2025: A PR Year of the Flying Monkeys
We may still be plugging along in the Year of the Wood Snake in the Chinese Zodiac, but as far at the PR industry goes, it seems we’re stuck in the Era of Flying Monkeys.
As we all slide into the final weeks of our final month in 2025, I can’t help but reflect on how many things changed for me this past year.
The PR industry is a dynamic one, but sometimes, that’s also just a nice way of saying that it’s fraught with overwhelming challenges (negative ones) and conflicts (by definition negative). It can be a very tough sector.
I came to know far more about the root-cause of many of those challenges just this year… and believe me, some of the insights weren’t pretty.
For example, here on my blog, I reported information about:
- U.S. PR industry association PRSA leaders having known full-well in 2021 that they operated a “hostile work place” due to their own internal self-admitted misconduct, but they hid this information from members while continuing to point fingers at me for all their problems, on total disinformation and false claims;
- PRSA actively co-opting my own collegiate alma mater at UT-Knoxville into their gross displays of misogyny and adoption of a highly politicized DEI agenda (with the help of Omnicom’s Ketchum PR firm);
- The Omnicom / Ketchum PR agency multinationals’ documented history of politically targeting me by using both U.S. and U.K. PR industry associations as front groups. Can anyone say, “Arctic Frost / Part Deux”?
I also gathered far more insights this year about Ketchum’s (Omnicom’s) little-publicized role in the U.S. Department of Justice’s May 2023 Durham Report, which exposed a past Ketchum senior VP (Charles Dolan, also known on the X platform as “Chas Dolan” under the @cathal1066 handle) for his reported role in what is now widely known as the Trump / “Russia Collusion Hoax.”

I only discovered this year that a separate former Omnicom / Ketchum exec (U.S. expat) in London (and former PRCA and ICCO chairman) — who personally invited me in 2020 to co-chair with him the PRCA Global Ethics Council — not only employed Mr. Dolan for Ketchum’s work for Putin’s Russia, but he also has enjoyed casual online chats with Mr. Dolan, on such heart-warming topics as the finer points of uber-affectionate fatherhood:

I mean, wow. Mr. Dolan even agrees in Russian!
Mr. Dolan (@Cathal1066) was mentioned hundreds of times in the DOJ’s Durham Report on origins of the Steele Dossier targeting President Trump, while Omnicom’s Ketchum was mentioned just under 10 times, by name. That’s because Ketchum was the PR agency of record for nine years for Vladimir Putin, during nearly all of the Barack Obama Administration while Hillary Clinton was in post at the U.S. State Department:


Source above / U.S. DOJ FARA Filing by Ketchum (2008): https://efile.fara.gov/docs/5758-Supplemental-Statement-20090131-10.pdf
Holy Espionage, Batman!

Sure wish someone had told me all this prior history, back in 2020!

■ **Raw data**:
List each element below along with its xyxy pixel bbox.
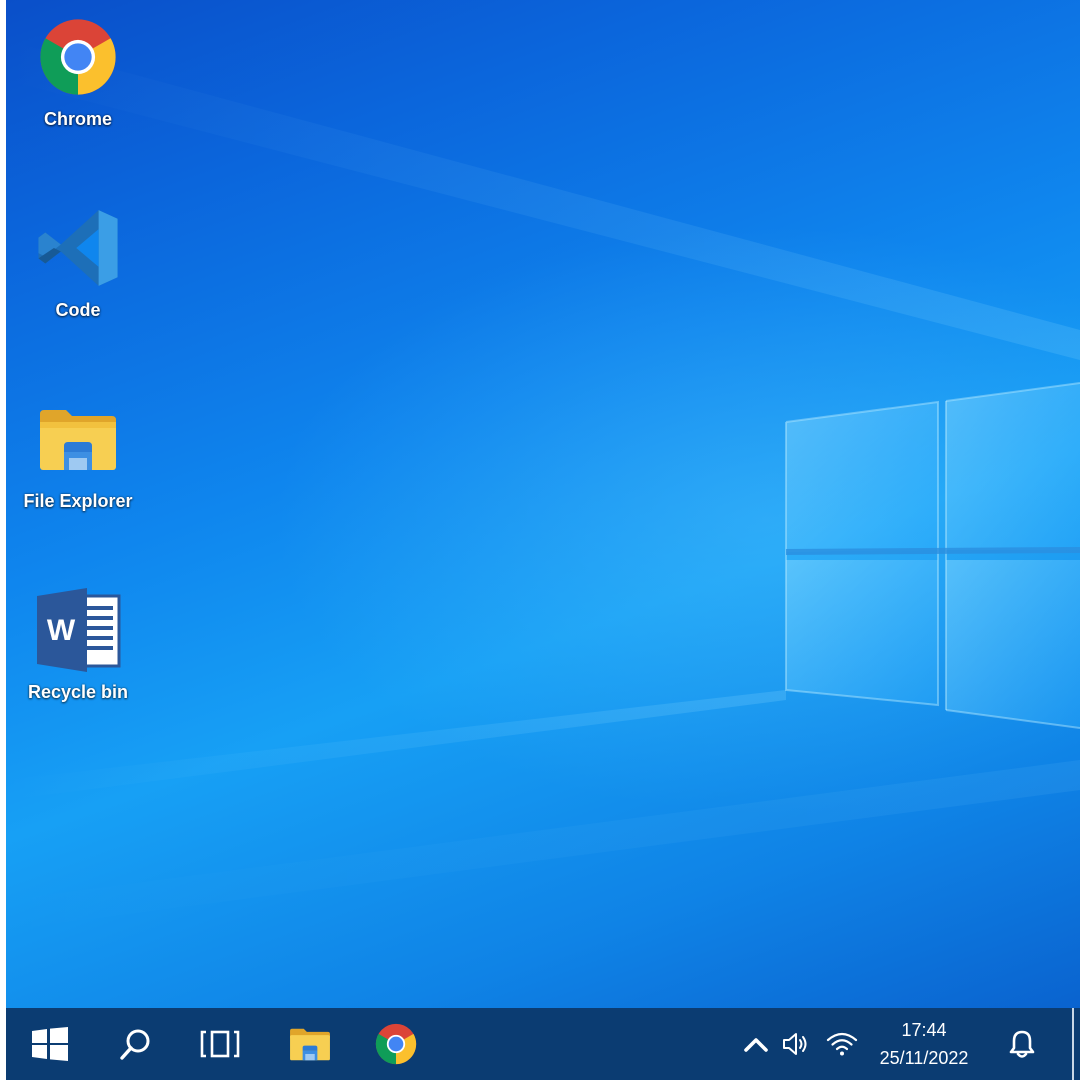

■ **Exercise requirements**:
- 1) In the blog post about the PR industry in 2025, in what year was the writer invited to co-chair the PRCA Global Ethics Council?
- 2) Write the next part of the blog post about the PR industry in 2025, starting after its last sentence.

■ **Responses for each task**:
- 1) 2020

- 2)
Or, that someone with the multiple Omnicom-owned PR firms then represented on the PRCA Ethics Council (Ketchum, Fleishman Hillard) or with a past history working on Ketchum’s Russia PR account but in 2022 was employed elsewhere while serving on the Ethics Council (Milk & Honey PR) had disclosed to the rest of us in 2021-22 that Omnicom’s Ketchum was then known to be under U.S. DOJ investigation as tied to the FBI’s “Crossfire Hurricane“ inquiry.
Alas, they did not. Instead, certain members of the Council were too busy pointing fingers elsewhere. It’s a lot to unpack, for sure.
And it’s one of the reasons why today I had a long phone chat with a PR friend of mine, on the hideous problem in the PR industry of these swarms of “flying monkeys,” defined in pop culture as follows:

My friend and I lamented on just how often the “flying monkeys” tactic is deployed by certain bad operators in PR, for egregiously disinformation-driven purposes.
It’s highly deceiving of many otherwise good people. It inflicts serious harm, on purpose.
The worst of it is when someone is made a “flying monkey” for a bad actor… and they don’t even know it. I truly believe this has happened to me across recent years, with Omnicom being the direct beneficiary of it.
This misconduct needs to stop and be called out. And we need to educate the industry far more carefully about the warning signs of these antics, so that good people can be aware and therefore avoid being an abuser by proxy or an abused victim by proxy.
Source below / Workplace Bullying Project — “How a Narcissist Does ‘Abuse by Proxy'”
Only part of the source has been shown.